▶ EXERCISE REQUIREMENTS: Can you transcribe the data exactly? Leave the pictures out.

▶ DATA ROWS:
•••
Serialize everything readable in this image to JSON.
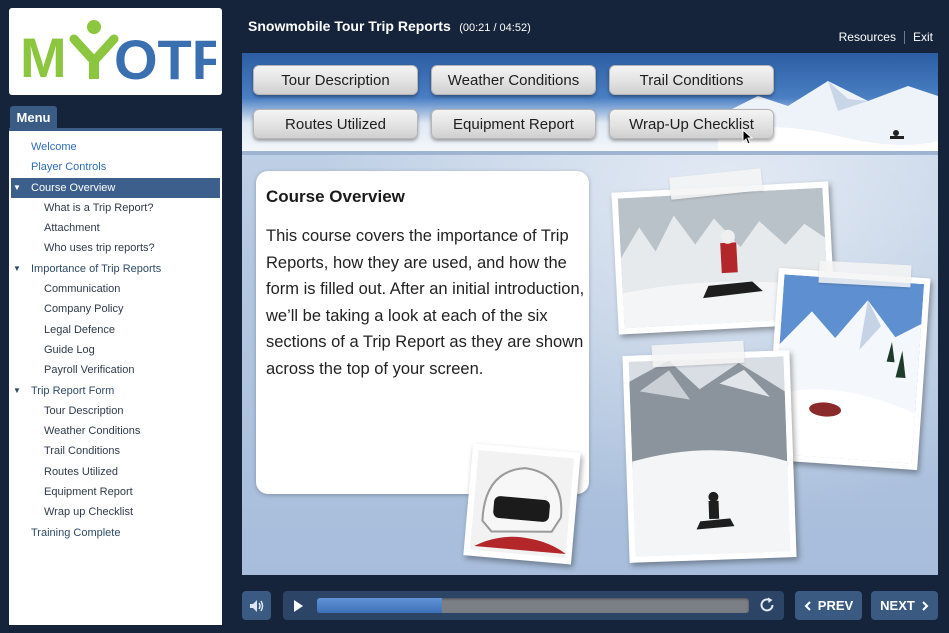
{
  "logo": {
    "text": "MYOTF"
  },
  "menu": {
    "tab_label": "Menu",
    "items": [
      {
        "label": "Welcome",
        "level": 0,
        "link": true
      },
      {
        "label": "Player Controls",
        "level": 0,
        "link": true
      },
      {
        "label": "Course Overview",
        "level": 0,
        "expandable": true,
        "active": true
      },
      {
        "label": "What is a Trip Report?",
        "level": 1
      },
      {
        "label": "Attachment",
        "level": 1
      },
      {
        "label": "Who uses trip reports?",
        "level": 1
      },
      {
        "label": "Importance of Trip Reports",
        "level": 0,
        "expandable": true
      },
      {
        "label": "Communication",
        "level": 1
      },
      {
        "label": "Company Policy",
        "level": 1
      },
      {
        "label": "Legal Defence",
        "level": 1
      },
      {
        "label": "Guide Log",
        "level": 1
      },
      {
        "label": "Payroll Verification",
        "level": 1
      },
      {
        "label": "Trip Report Form",
        "level": 0,
        "expandable": true
      },
      {
        "label": "Tour Description",
        "level": 1
      },
      {
        "label": "Weather Conditions",
        "level": 1
      },
      {
        "label": "Trail Conditions",
        "level": 1
      },
      {
        "label": "Routes Utilized",
        "level": 1
      },
      {
        "label": "Equipment Report",
        "level": 1
      },
      {
        "label": "Wrap up Checklist",
        "level": 1
      },
      {
        "label": "Training Complete",
        "level": 0
      }
    ]
  },
  "header": {
    "title": "Snowmobile Tour Trip Reports",
    "timer": "(00:21 / 04:52)",
    "resources_label": "Resources",
    "exit_label": "Exit"
  },
  "slide": {
    "nav_buttons": [
      "Tour Description",
      "Weather Conditions",
      "Trail Conditions",
      "Routes Utilized",
      "Equipment Report",
      "Wrap-Up Checklist"
    ],
    "card_title": "Course Overview",
    "card_body": "This course covers the importance of Trip Reports, how they are used, and how the form is filled out. After an initial introduction, we’ll be taking a look at each of the six sections of a Trip Report as they are shown across the top of your screen."
  },
  "player": {
    "progress_fraction": 0.29,
    "prev_label": "PREV",
    "next_label": "NEXT"
  },
  "colors": {
    "background": "#15243a",
    "menu_accent": "#3a5b83",
    "progress_fill": "#4a7fc4",
    "logo_green": "#8cc63f",
    "logo_blue": "#3a6fb0"
  }
}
•••
▶ RESPONSE BELOW:
Serialize everything readable in this image to JSON.
{
  "logo": {
    "text": "MYOTF"
  },
  "menu": {
    "tab_label": "Menu",
    "items": [
      {
        "label": "Welcome",
        "level": 0,
        "link": true
      },
      {
        "label": "Player Controls",
        "level": 0,
        "link": true
      },
      {
        "label": "Course Overview",
        "level": 0,
        "expandable": true,
        "active": true
      },
      {
        "label": "What is a Trip Report?",
        "level": 1
      },
      {
        "label": "Attachment",
        "level": 1
      },
      {
        "label": "Who uses trip reports?",
        "level": 1
      },
      {
        "label": "Importance of Trip Reports",
        "level": 0,
        "expandable": true
      },
      {
        "label": "Communication",
        "level": 1
      },
      {
        "label": "Company Policy",
        "level": 1
      },
      {
        "label": "Legal Defence",
        "level": 1
      },
      {
        "label": "Guide Log",
        "level": 1
      },
      {
        "label": "Payroll Verification",
        "level": 1
      },
      {
        "label": "Trip Report Form",
        "level": 0,
        "expandable": true
      },
      {
        "label": "Tour Description",
        "level": 1
      },
      {
        "label": "Weather Conditions",
        "level": 1
      },
      {
        "label": "Trail Conditions",
        "level": 1
      },
      {
        "label": "Routes Utilized",
        "level": 1
      },
      {
        "label": "Equipment Report",
        "level": 1
      },
      {
        "label": "Wrap up Checklist",
        "level": 1
      },
      {
        "label": "Training Complete",
        "level": 0
      }
    ]
  },
  "header": {
    "title": "Snowmobile Tour Trip Reports",
    "timer": "(00:21 / 04:52)",
    "resources_label": "Resources",
    "exit_label": "Exit"
  },
  "slide": {
    "nav_buttons": [
      "Tour Description",
      "Weather Conditions",
      "Trail Conditions",
      "Routes Utilized",
      "Equipment Report",
      "Wrap-Up Checklist"
    ],
    "card_title": "Course Overview",
    "card_body": "This course covers the importance of Trip Reports, how they are used, and how the form is filled out. After an initial introduction, we’ll be taking a look at each of the six sections of a Trip Report as they are shown across the top of your screen."
  },
  "player": {
    "progress_fraction": 0.29,
    "prev_label": "PREV",
    "next_label": "NEXT"
  },
  "colors": {
    "background": "#15243a",
    "menu_accent": "#3a5b83",
    "progress_fill": "#4a7fc4",
    "logo_green": "#8cc63f",
    "logo_blue": "#3a6fb0"
  }
}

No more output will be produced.